Determine how many lines contain the string "Flanker" and reply with that number alone.
### RECORDS SUPPLIED
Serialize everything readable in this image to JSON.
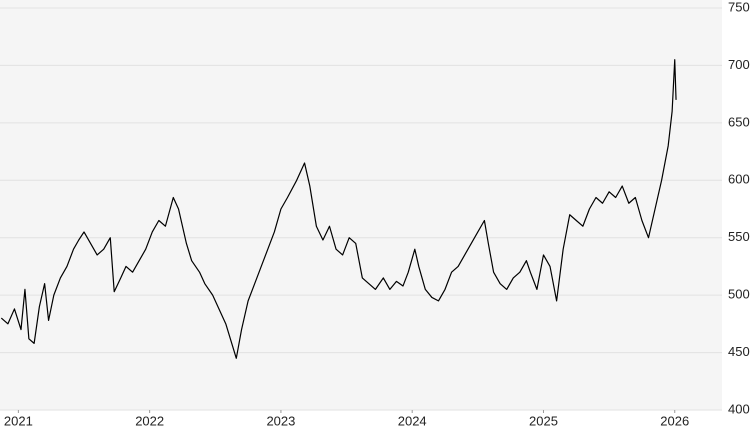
{
  "chart_data": {
    "type": "line",
    "color": "#000000",
    "grid": true,
    "x": [
      2020.87,
      2020.92,
      2020.97,
      2021.02,
      2021.05,
      2021.08,
      2021.12,
      2021.16,
      2021.2,
      2021.23,
      2021.27,
      2021.32,
      2021.37,
      2021.42,
      2021.46,
      2021.5,
      2021.55,
      2021.6,
      2021.65,
      2021.7,
      2021.73,
      2021.78,
      2021.82,
      2021.87,
      2021.92,
      2021.97,
      2022.02,
      2022.07,
      2022.12,
      2022.18,
      2022.22,
      2022.28,
      2022.32,
      2022.38,
      2022.42,
      2022.48,
      2022.52,
      2022.58,
      2022.62,
      2022.66,
      2022.7,
      2022.75,
      2022.8,
      2022.85,
      2022.9,
      2022.95,
      2023.0,
      2023.05,
      2023.12,
      2023.18,
      2023.22,
      2023.27,
      2023.32,
      2023.37,
      2023.42,
      2023.47,
      2023.52,
      2023.57,
      2023.62,
      2023.67,
      2023.72,
      2023.78,
      2023.83,
      2023.88,
      2023.93,
      2023.97,
      2024.02,
      2024.05,
      2024.1,
      2024.15,
      2024.2,
      2024.25,
      2024.3,
      2024.35,
      2024.4,
      2024.45,
      2024.5,
      2024.55,
      2024.58,
      2024.62,
      2024.67,
      2024.72,
      2024.77,
      2024.82,
      2024.87,
      2024.9,
      2024.95,
      2025.0,
      2025.05,
      2025.1,
      2025.15,
      2025.2,
      2025.25,
      2025.3,
      2025.35,
      2025.4,
      2025.45,
      2025.5,
      2025.55,
      2025.6,
      2025.65,
      2025.7,
      2025.75,
      2025.8,
      2025.85,
      2025.9,
      2025.95,
      2025.98,
      2026.0,
      2026.01
    ],
    "values": [
      480,
      475,
      488,
      470,
      505,
      462,
      458,
      490,
      510,
      478,
      500,
      515,
      525,
      540,
      548,
      555,
      545,
      535,
      540,
      550,
      503,
      515,
      525,
      520,
      530,
      540,
      555,
      565,
      560,
      585,
      575,
      545,
      530,
      520,
      510,
      500,
      490,
      475,
      460,
      445,
      470,
      495,
      510,
      525,
      540,
      555,
      575,
      585,
      600,
      615,
      595,
      560,
      548,
      560,
      540,
      535,
      550,
      545,
      515,
      510,
      505,
      515,
      505,
      512,
      508,
      520,
      540,
      525,
      505,
      498,
      495,
      505,
      520,
      525,
      535,
      545,
      555,
      565,
      545,
      520,
      510,
      505,
      515,
      520,
      530,
      520,
      505,
      535,
      525,
      495,
      540,
      570,
      565,
      560,
      575,
      585,
      580,
      590,
      585,
      595,
      580,
      585,
      565,
      550,
      575,
      600,
      630,
      660,
      705,
      670
    ],
    "xlim": [
      2020.86,
      2026.36
    ],
    "xticks": [
      2021,
      2022,
      2023,
      2024,
      2025,
      2026
    ],
    "ylim": [
      400,
      750
    ],
    "yticks": [
      400,
      450,
      500,
      550,
      600,
      650,
      700,
      750
    ]
  }
}
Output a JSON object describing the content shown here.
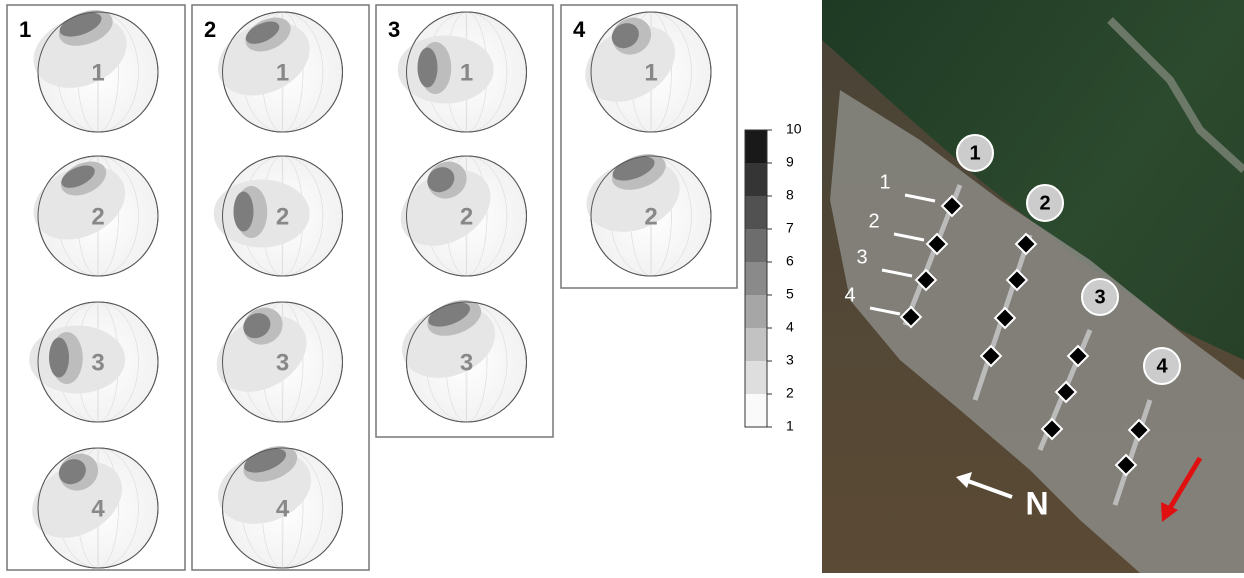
{
  "panels": [
    {
      "label": "1",
      "nets": [
        "1",
        "2",
        "3",
        "4"
      ]
    },
    {
      "label": "2",
      "nets": [
        "1",
        "2",
        "3",
        "4"
      ]
    },
    {
      "label": "3",
      "nets": [
        "1",
        "2",
        "3"
      ]
    },
    {
      "label": "4",
      "nets": [
        "1",
        "2"
      ]
    }
  ],
  "colorbar": {
    "ticks": [
      1,
      2,
      3,
      4,
      5,
      6,
      7,
      8,
      9,
      10
    ]
  },
  "photo": {
    "profiles": [
      "1",
      "2",
      "3",
      "4"
    ],
    "positions": [
      "1",
      "2",
      "3",
      "4"
    ],
    "north": "N"
  }
}
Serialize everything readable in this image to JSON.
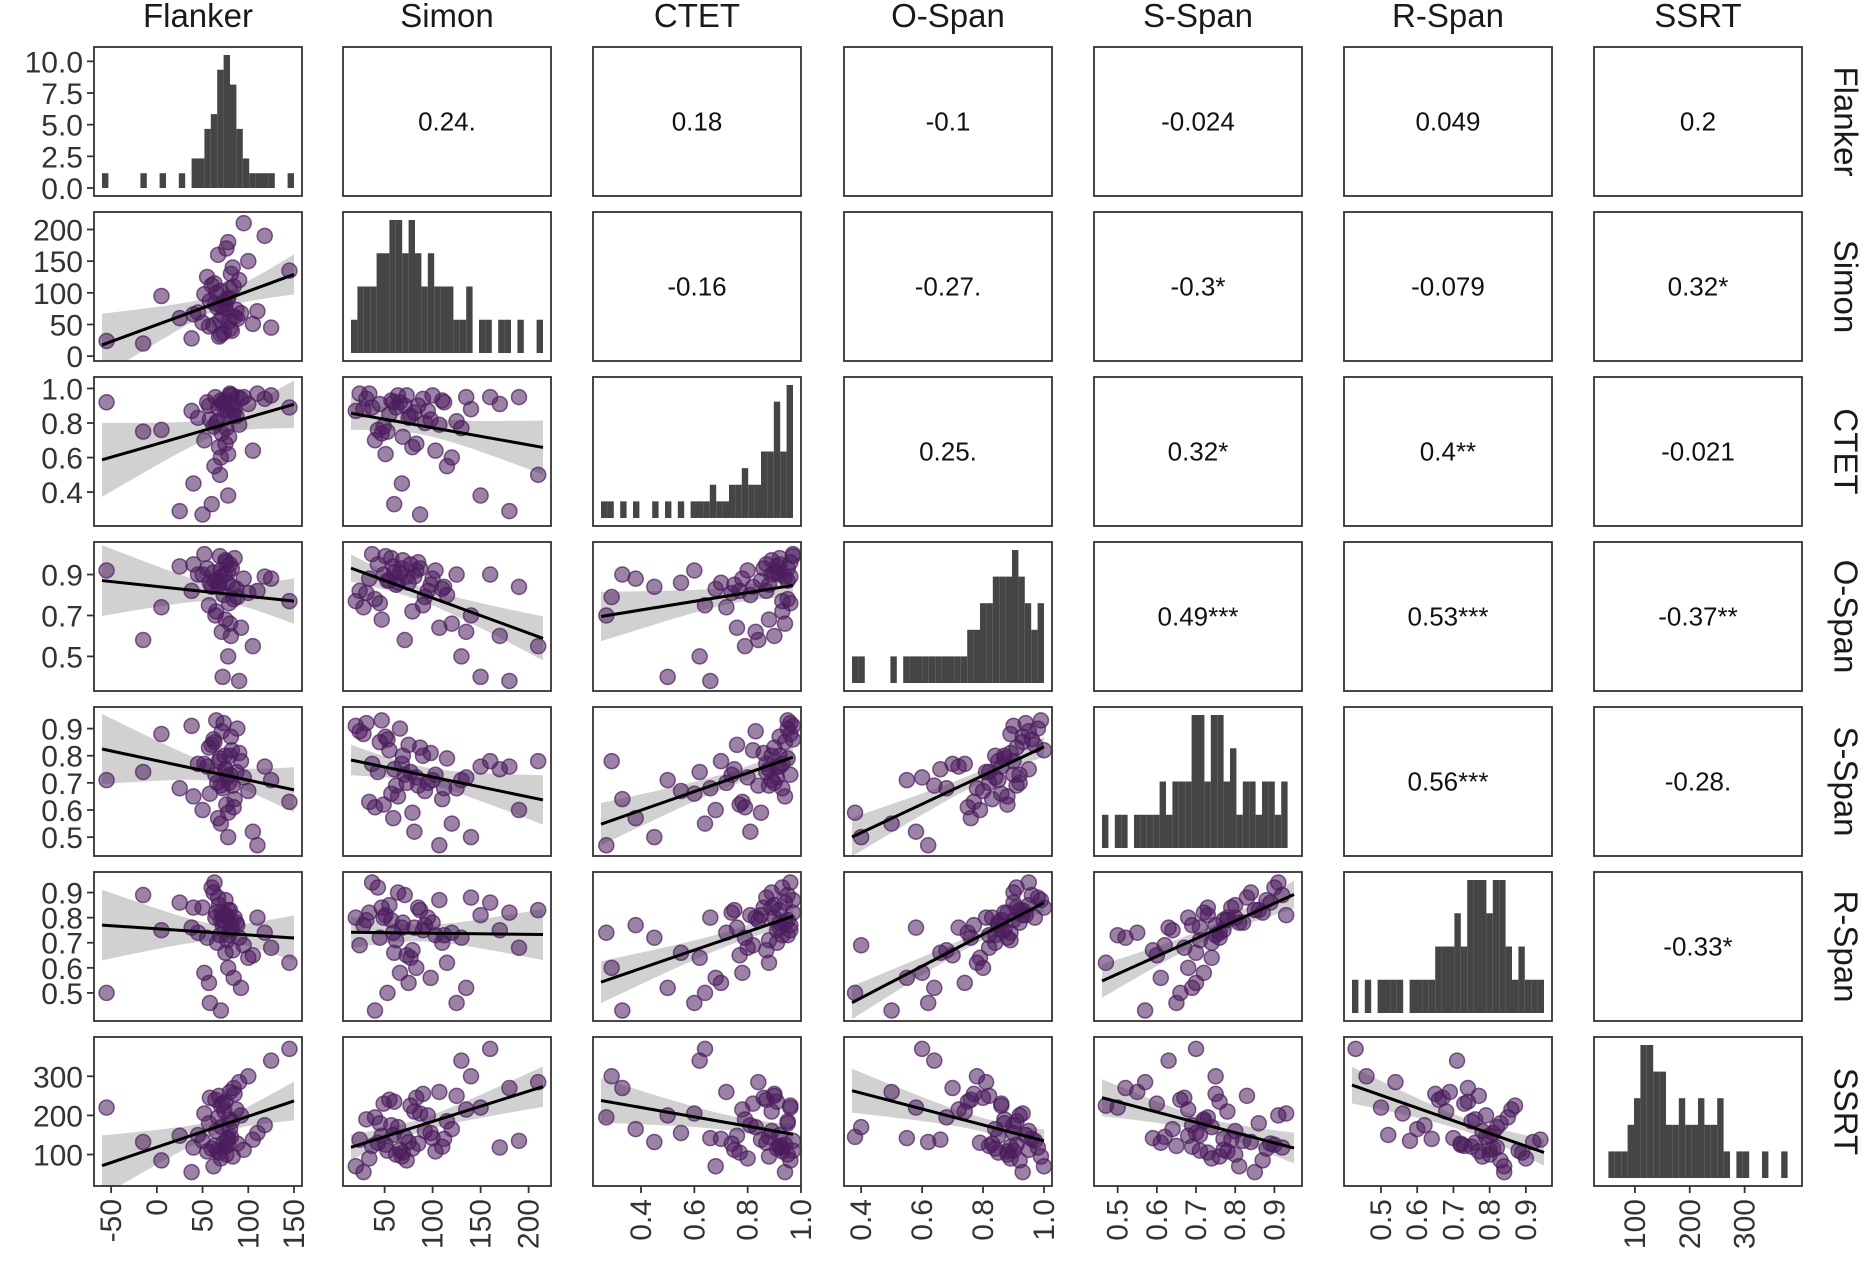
{
  "chart_data": {
    "type": "scatter-matrix",
    "variables": [
      "Flanker",
      "Simon",
      "CTET",
      "O-Span",
      "S-Span",
      "R-Span",
      "SSRT"
    ],
    "correlations": {
      "Simon|Flanker": "0.24.",
      "CTET|Flanker": "0.18",
      "O-Span|Flanker": "-0.1",
      "S-Span|Flanker": "-0.024",
      "R-Span|Flanker": "0.049",
      "SSRT|Flanker": "0.2",
      "CTET|Simon": "-0.16",
      "O-Span|Simon": "-0.27.",
      "S-Span|Simon": "-0.3*",
      "R-Span|Simon": "-0.079",
      "SSRT|Simon": "0.32*",
      "O-Span|CTET": "0.25.",
      "S-Span|CTET": "0.32*",
      "R-Span|CTET": "0.4**",
      "SSRT|CTET": "-0.021",
      "S-Span|O-Span": "0.49***",
      "R-Span|O-Span": "0.53***",
      "SSRT|O-Span": "-0.37**",
      "R-Span|S-Span": "0.56***",
      "SSRT|S-Span": "-0.28.",
      "SSRT|R-Span": "-0.33*"
    },
    "x_axes": {
      "Flanker": {
        "range": [
          -60,
          150
        ],
        "ticks": [
          "-50",
          "0",
          "50",
          "100",
          "150"
        ],
        "tick_values": [
          -50,
          0,
          50,
          100,
          150
        ]
      },
      "Simon": {
        "range": [
          15,
          215
        ],
        "ticks": [
          "50",
          "100",
          "150",
          "200"
        ],
        "tick_values": [
          50,
          100,
          150,
          200
        ]
      },
      "CTET": {
        "range": [
          0.25,
          0.97
        ],
        "ticks": [
          "0.4",
          "0.6",
          "0.8",
          "1.0"
        ],
        "tick_values": [
          0.4,
          0.6,
          0.8,
          1.0
        ]
      },
      "O-Span": {
        "range": [
          0.37,
          1.0
        ],
        "ticks": [
          "0.4",
          "0.6",
          "0.8",
          "1.0"
        ],
        "tick_values": [
          0.4,
          0.6,
          0.8,
          1.0
        ]
      },
      "S-Span": {
        "range": [
          0.46,
          0.95
        ],
        "ticks": [
          "0.5",
          "0.6",
          "0.7",
          "0.8",
          "0.9"
        ],
        "tick_values": [
          0.5,
          0.6,
          0.7,
          0.8,
          0.9
        ]
      },
      "R-Span": {
        "range": [
          0.42,
          0.95
        ],
        "ticks": [
          "0.5",
          "0.6",
          "0.7",
          "0.8",
          "0.9"
        ],
        "tick_values": [
          0.5,
          0.6,
          0.7,
          0.8,
          0.9
        ]
      },
      "SSRT": {
        "range": [
          40,
          390
        ],
        "ticks": [
          "100",
          "200",
          "300"
        ],
        "tick_values": [
          100,
          200,
          300
        ]
      }
    },
    "y_axes": {
      "Flanker": {
        "range": [
          0,
          10.5
        ],
        "ticks": [
          "0.0",
          "2.5",
          "5.0",
          "7.5",
          "10.0"
        ],
        "tick_values": [
          0,
          2.5,
          5,
          7.5,
          10
        ],
        "note": "histogram counts"
      },
      "Simon": {
        "range": [
          5,
          215
        ],
        "ticks": [
          "0",
          "50",
          "100",
          "150",
          "200"
        ],
        "tick_values": [
          0,
          50,
          100,
          150,
          200
        ]
      },
      "CTET": {
        "range": [
          0.25,
          1.02
        ],
        "ticks": [
          "0.4",
          "0.6",
          "0.8",
          "1.0"
        ],
        "tick_values": [
          0.4,
          0.6,
          0.8,
          1.0
        ]
      },
      "O-Span": {
        "range": [
          0.37,
          1.02
        ],
        "ticks": [
          "0.5",
          "0.7",
          "0.9"
        ],
        "tick_values": [
          0.5,
          0.7,
          0.9
        ]
      },
      "S-Span": {
        "range": [
          0.46,
          0.95
        ],
        "ticks": [
          "0.5",
          "0.6",
          "0.7",
          "0.8",
          "0.9"
        ],
        "tick_values": [
          0.5,
          0.6,
          0.7,
          0.8,
          0.9
        ]
      },
      "R-Span": {
        "range": [
          0.42,
          0.95
        ],
        "ticks": [
          "0.5",
          "0.6",
          "0.7",
          "0.8",
          "0.9"
        ],
        "tick_values": [
          0.5,
          0.6,
          0.7,
          0.8,
          0.9
        ]
      },
      "SSRT": {
        "range": [
          40,
          380
        ],
        "ticks": [
          "100",
          "200",
          "300"
        ],
        "tick_values": [
          100,
          200,
          300
        ]
      }
    },
    "observations": {
      "Flanker": [
        -55,
        -15,
        5,
        25,
        38,
        40,
        45,
        50,
        52,
        55,
        57,
        58,
        60,
        62,
        63,
        64,
        65,
        66,
        67,
        68,
        69,
        70,
        70,
        71,
        72,
        73,
        74,
        75,
        75,
        76,
        77,
        78,
        78,
        79,
        80,
        80,
        81,
        82,
        83,
        84,
        85,
        87,
        88,
        90,
        92,
        95,
        100,
        105,
        110,
        118,
        125,
        145
      ],
      "Simon": [
        20,
        24,
        28,
        31,
        34,
        37,
        40,
        43,
        45,
        47,
        49,
        51,
        53,
        55,
        57,
        59,
        60,
        62,
        64,
        66,
        68,
        69,
        71,
        73,
        75,
        77,
        79,
        81,
        83,
        85,
        87,
        90,
        92,
        95,
        98,
        100,
        103,
        107,
        110,
        112,
        115,
        120,
        125,
        130,
        135,
        140,
        150,
        160,
        170,
        180,
        190,
        210
      ],
      "CTET": [
        0.27,
        0.29,
        0.33,
        0.38,
        0.45,
        0.5,
        0.55,
        0.6,
        0.62,
        0.64,
        0.66,
        0.68,
        0.7,
        0.72,
        0.74,
        0.75,
        0.76,
        0.77,
        0.78,
        0.79,
        0.8,
        0.81,
        0.82,
        0.83,
        0.84,
        0.85,
        0.86,
        0.87,
        0.87,
        0.88,
        0.88,
        0.89,
        0.89,
        0.9,
        0.9,
        0.91,
        0.91,
        0.92,
        0.92,
        0.92,
        0.93,
        0.93,
        0.94,
        0.94,
        0.95,
        0.95,
        0.95,
        0.96,
        0.96,
        0.96,
        0.97,
        0.97
      ],
      "O-Span": [
        0.38,
        0.4,
        0.5,
        0.55,
        0.58,
        0.6,
        0.62,
        0.64,
        0.66,
        0.68,
        0.7,
        0.72,
        0.74,
        0.75,
        0.76,
        0.77,
        0.78,
        0.79,
        0.8,
        0.81,
        0.82,
        0.82,
        0.83,
        0.84,
        0.84,
        0.85,
        0.85,
        0.86,
        0.86,
        0.87,
        0.87,
        0.88,
        0.88,
        0.89,
        0.89,
        0.9,
        0.9,
        0.9,
        0.91,
        0.91,
        0.92,
        0.92,
        0.93,
        0.93,
        0.94,
        0.95,
        0.95,
        0.96,
        0.97,
        0.98,
        0.99,
        1.0
      ],
      "S-Span": [
        0.47,
        0.5,
        0.52,
        0.55,
        0.57,
        0.59,
        0.6,
        0.61,
        0.62,
        0.63,
        0.64,
        0.65,
        0.66,
        0.67,
        0.68,
        0.68,
        0.69,
        0.69,
        0.7,
        0.7,
        0.71,
        0.71,
        0.72,
        0.72,
        0.73,
        0.73,
        0.74,
        0.74,
        0.75,
        0.75,
        0.76,
        0.76,
        0.77,
        0.77,
        0.78,
        0.78,
        0.79,
        0.8,
        0.8,
        0.81,
        0.82,
        0.83,
        0.84,
        0.85,
        0.86,
        0.87,
        0.88,
        0.89,
        0.9,
        0.91,
        0.92,
        0.93
      ],
      "R-Span": [
        0.43,
        0.46,
        0.5,
        0.52,
        0.54,
        0.56,
        0.58,
        0.6,
        0.62,
        0.64,
        0.65,
        0.66,
        0.67,
        0.68,
        0.69,
        0.7,
        0.71,
        0.72,
        0.72,
        0.73,
        0.73,
        0.74,
        0.74,
        0.75,
        0.75,
        0.76,
        0.76,
        0.77,
        0.77,
        0.78,
        0.78,
        0.79,
        0.79,
        0.8,
        0.8,
        0.8,
        0.81,
        0.81,
        0.82,
        0.82,
        0.83,
        0.83,
        0.84,
        0.84,
        0.85,
        0.86,
        0.87,
        0.88,
        0.89,
        0.9,
        0.92,
        0.94
      ],
      "SSRT": [
        55,
        70,
        85,
        90,
        95,
        100,
        105,
        108,
        110,
        112,
        115,
        118,
        120,
        122,
        125,
        128,
        130,
        132,
        135,
        138,
        140,
        142,
        145,
        148,
        150,
        155,
        160,
        165,
        170,
        175,
        180,
        185,
        190,
        195,
        200,
        205,
        210,
        215,
        220,
        225,
        230,
        235,
        240,
        245,
        250,
        255,
        260,
        270,
        285,
        300,
        340,
        370
      ]
    }
  }
}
######
**RESULT FOR THIS EXERCISE:**
10